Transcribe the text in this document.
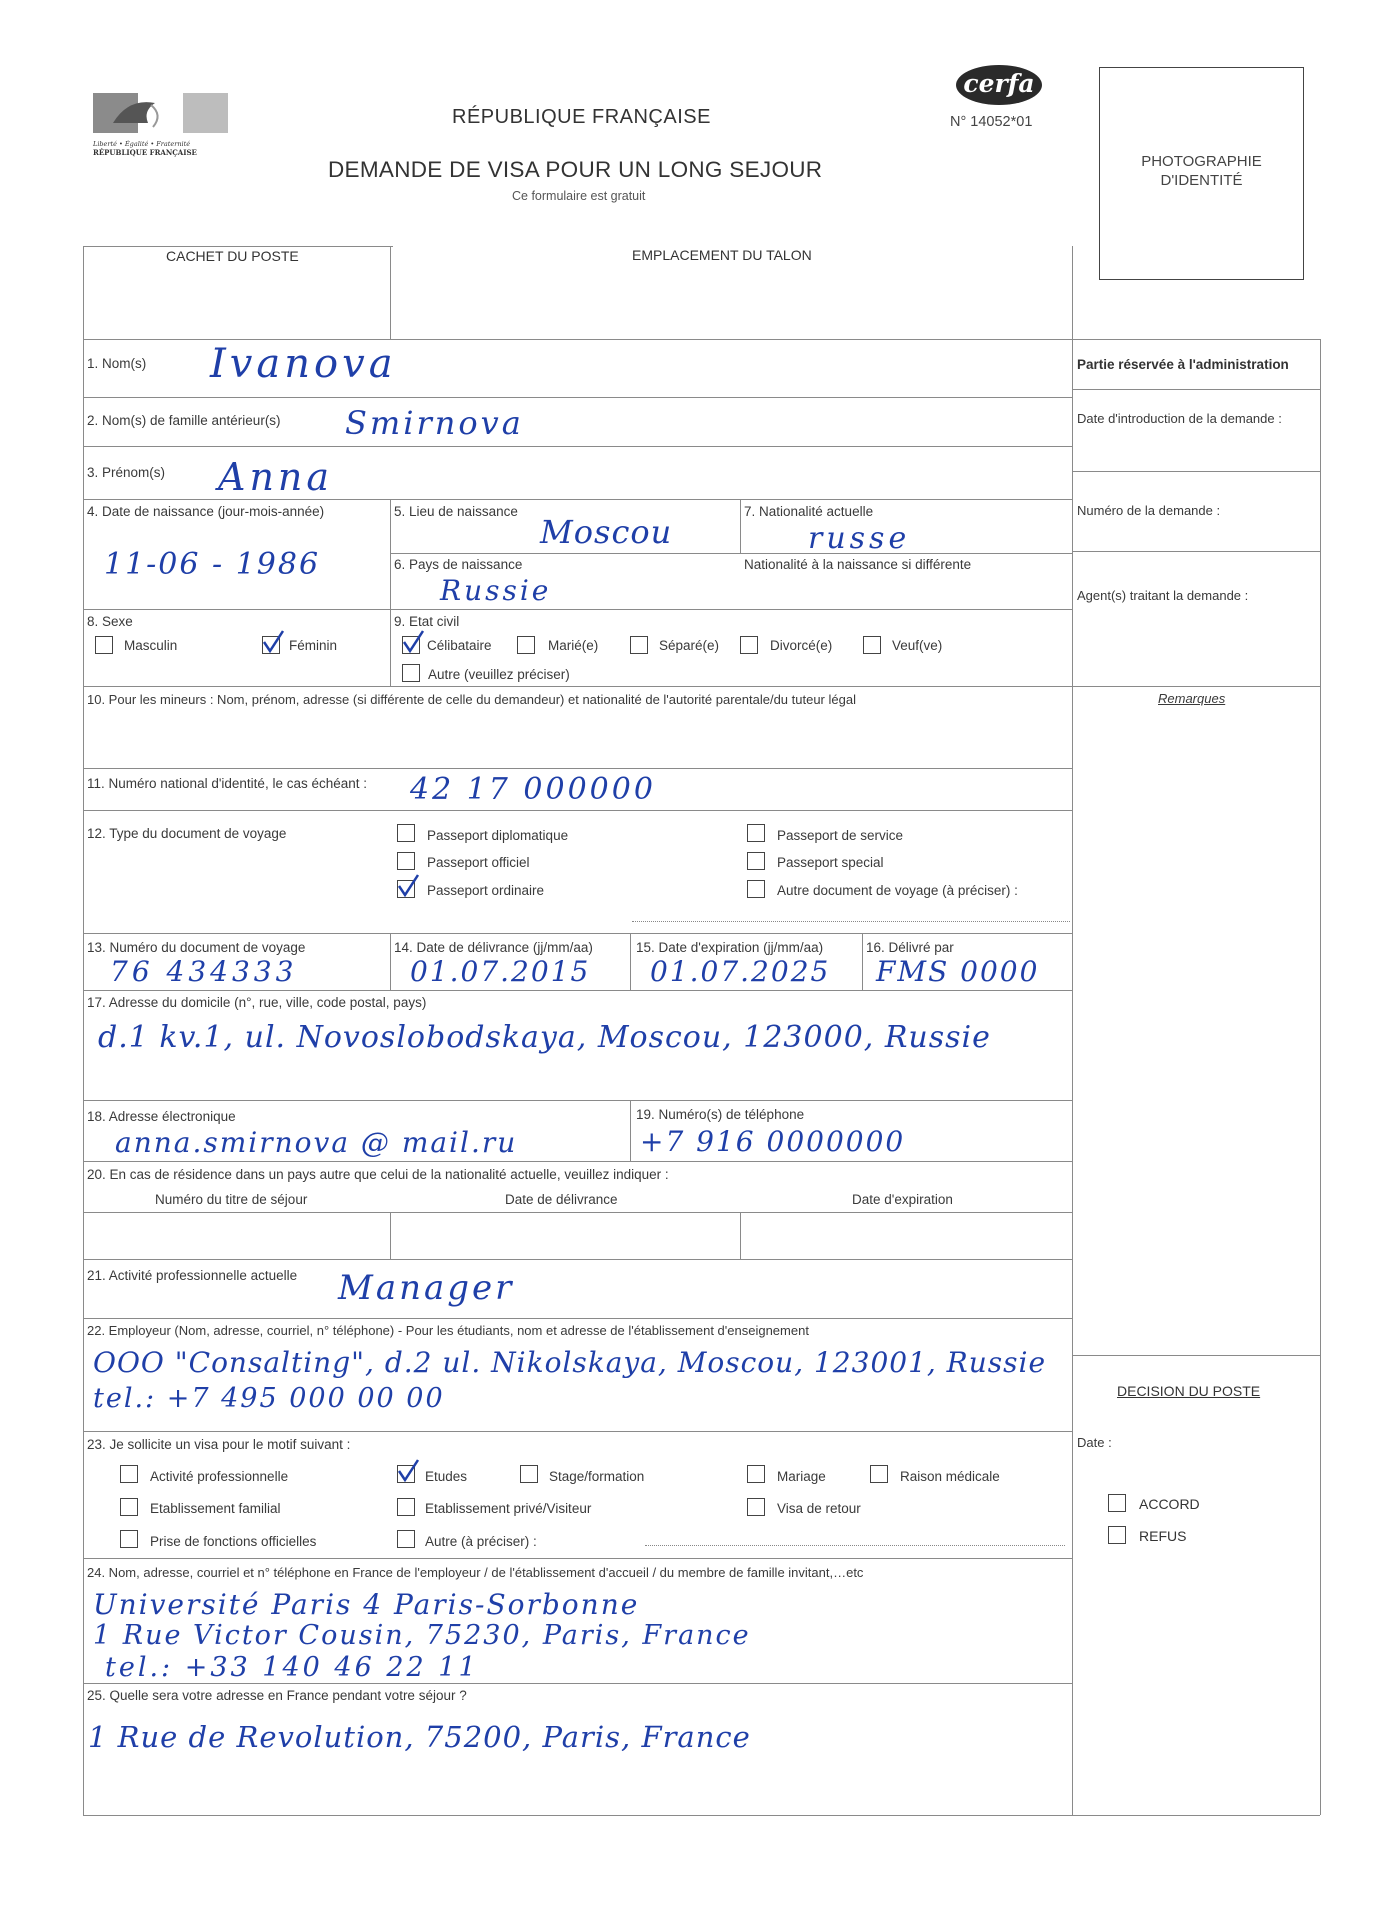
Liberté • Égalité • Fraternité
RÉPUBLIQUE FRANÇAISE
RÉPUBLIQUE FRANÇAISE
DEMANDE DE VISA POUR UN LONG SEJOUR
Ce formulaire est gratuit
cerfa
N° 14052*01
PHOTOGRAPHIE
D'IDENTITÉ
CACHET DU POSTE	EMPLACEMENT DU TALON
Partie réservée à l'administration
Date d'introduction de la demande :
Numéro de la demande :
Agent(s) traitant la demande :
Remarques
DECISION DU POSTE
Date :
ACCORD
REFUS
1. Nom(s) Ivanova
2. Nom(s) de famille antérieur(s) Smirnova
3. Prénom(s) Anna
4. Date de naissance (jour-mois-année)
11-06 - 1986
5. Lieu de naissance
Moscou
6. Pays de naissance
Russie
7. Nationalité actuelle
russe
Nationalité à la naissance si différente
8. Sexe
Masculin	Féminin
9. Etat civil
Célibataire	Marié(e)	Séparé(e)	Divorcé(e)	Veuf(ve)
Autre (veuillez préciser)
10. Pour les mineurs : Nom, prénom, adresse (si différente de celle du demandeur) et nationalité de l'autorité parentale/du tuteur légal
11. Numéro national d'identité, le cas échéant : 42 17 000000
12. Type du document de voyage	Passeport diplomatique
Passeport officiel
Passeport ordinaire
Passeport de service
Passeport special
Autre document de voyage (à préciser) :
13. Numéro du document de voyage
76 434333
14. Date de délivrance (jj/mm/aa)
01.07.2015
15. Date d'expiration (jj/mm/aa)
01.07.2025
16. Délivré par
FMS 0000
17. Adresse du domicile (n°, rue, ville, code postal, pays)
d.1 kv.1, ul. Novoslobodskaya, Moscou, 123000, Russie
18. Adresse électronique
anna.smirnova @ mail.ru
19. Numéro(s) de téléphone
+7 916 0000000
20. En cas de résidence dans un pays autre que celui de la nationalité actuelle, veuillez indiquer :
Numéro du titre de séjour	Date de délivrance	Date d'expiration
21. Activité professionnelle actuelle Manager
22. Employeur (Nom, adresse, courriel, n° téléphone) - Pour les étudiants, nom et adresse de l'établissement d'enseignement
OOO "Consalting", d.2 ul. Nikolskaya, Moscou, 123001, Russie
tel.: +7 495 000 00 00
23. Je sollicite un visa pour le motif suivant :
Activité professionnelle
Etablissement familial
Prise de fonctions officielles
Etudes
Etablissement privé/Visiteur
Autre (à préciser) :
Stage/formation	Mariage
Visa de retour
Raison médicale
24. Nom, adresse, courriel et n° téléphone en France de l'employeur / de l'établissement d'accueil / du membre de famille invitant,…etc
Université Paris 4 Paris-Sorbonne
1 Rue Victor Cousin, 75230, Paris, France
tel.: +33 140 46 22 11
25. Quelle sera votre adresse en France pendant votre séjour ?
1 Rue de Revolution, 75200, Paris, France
───
Exercise directions:
Exclude the pictures, and transcribe all of the material exactly.

Reply to the exercise:
Transcribe the text in this document.
Liberté • Égalité • Fraternité
RÉPUBLIQUE FRANÇAISE
RÉPUBLIQUE FRANÇAISE
DEMANDE DE VISA POUR UN LONG SEJOUR
Ce formulaire est gratuit
cerfa
N° 14052*01
PHOTOGRAPHIE
D'IDENTITÉ
CACHET DU POSTE	EMPLACEMENT DU TALON
Partie réservée à l'administration
Date d'introduction de la demande :
Numéro de la demande :
Agent(s) traitant la demande :
Remarques
DECISION DU POSTE
Date :
ACCORD
REFUS
1. Nom(s) Ivanova
2. Nom(s) de famille antérieur(s) Smirnova
3. Prénom(s) Anna
4. Date de naissance (jour-mois-année)
11-06 - 1986
5. Lieu de naissance
Moscou
6. Pays de naissance
Russie
7. Nationalité actuelle
russe
Nationalité à la naissance si différente
8. Sexe
Masculin	Féminin
9. Etat civil
Célibataire	Marié(e)	Séparé(e)	Divorcé(e)	Veuf(ve)
Autre (veuillez préciser)
10. Pour les mineurs : Nom, prénom, adresse (si différente de celle du demandeur) et nationalité de l'autorité parentale/du tuteur légal
11. Numéro national d'identité, le cas échéant : 42 17 000000
12. Type du document de voyage	Passeport diplomatique
Passeport officiel
Passeport ordinaire
Passeport de service
Passeport special
Autre document de voyage (à préciser) :
13. Numéro du document de voyage
76 434333
14. Date de délivrance (jj/mm/aa)
01.07.2015
15. Date d'expiration (jj/mm/aa)
01.07.2025
16. Délivré par
FMS 0000
17. Adresse du domicile (n°, rue, ville, code postal, pays)
d.1 kv.1, ul. Novoslobodskaya, Moscou, 123000, Russie
18. Adresse électronique
anna.smirnova @ mail.ru
19. Numéro(s) de téléphone
+7 916 0000000
20. En cas de résidence dans un pays autre que celui de la nationalité actuelle, veuillez indiquer :
Numéro du titre de séjour	Date de délivrance	Date d'expiration
21. Activité professionnelle actuelle Manager
22. Employeur (Nom, adresse, courriel, n° téléphone) - Pour les étudiants, nom et adresse de l'établissement d'enseignement
OOO "Consalting", d.2 ul. Nikolskaya, Moscou, 123001, Russie
tel.: +7 495 000 00 00
23. Je sollicite un visa pour le motif suivant :
Activité professionnelle
Etablissement familial
Prise de fonctions officielles
Etudes
Etablissement privé/Visiteur
Autre (à préciser) :
Stage/formation	Mariage
Visa de retour
Raison médicale
24. Nom, adresse, courriel et n° téléphone en France de l'employeur / de l'établissement d'accueil / du membre de famille invitant,…etc
Université Paris 4 Paris-Sorbonne
1 Rue Victor Cousin, 75230, Paris, France
tel.: +33 140 46 22 11
25. Quelle sera votre adresse en France pendant votre séjour ?
1 Rue de Revolution, 75200, Paris, France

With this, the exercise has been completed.